** WHAT IS BEING ASKED **
Copy all of the records below verbatim.

** MATERIAL SUPPLIED **
....
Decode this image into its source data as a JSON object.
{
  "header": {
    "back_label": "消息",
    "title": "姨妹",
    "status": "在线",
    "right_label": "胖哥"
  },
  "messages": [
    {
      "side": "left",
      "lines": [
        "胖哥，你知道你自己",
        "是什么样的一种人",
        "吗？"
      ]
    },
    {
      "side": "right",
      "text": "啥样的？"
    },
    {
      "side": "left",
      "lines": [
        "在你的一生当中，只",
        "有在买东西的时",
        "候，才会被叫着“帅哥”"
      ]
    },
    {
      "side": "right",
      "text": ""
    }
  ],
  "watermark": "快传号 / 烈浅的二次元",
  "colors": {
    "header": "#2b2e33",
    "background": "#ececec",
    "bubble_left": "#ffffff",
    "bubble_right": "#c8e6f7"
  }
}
....
** ANSWER TO THE EXERCISE **
Decode this image into its source data as a JSON object.
{
  "header": {
    "back_label": "消息",
    "title": "姨妹",
    "status": "在线",
    "right_label": "胖哥"
  },
  "messages": [
    {
      "side": "left",
      "lines": [
        "胖哥，你知道你自己",
        "是什么样的一种人",
        "吗？"
      ]
    },
    {
      "side": "right",
      "text": "啥样的？"
    },
    {
      "side": "left",
      "lines": [
        "在你的一生当中，只",
        "有在买东西的时",
        "候，才会被叫着“帅哥”"
      ]
    },
    {
      "side": "right",
      "text": ""
    }
  ],
  "watermark": "快传号 / 烈浅的二次元",
  "colors": {
    "header": "#2b2e33",
    "background": "#ececec",
    "bubble_left": "#ffffff",
    "bubble_right": "#c8e6f7"
  }
}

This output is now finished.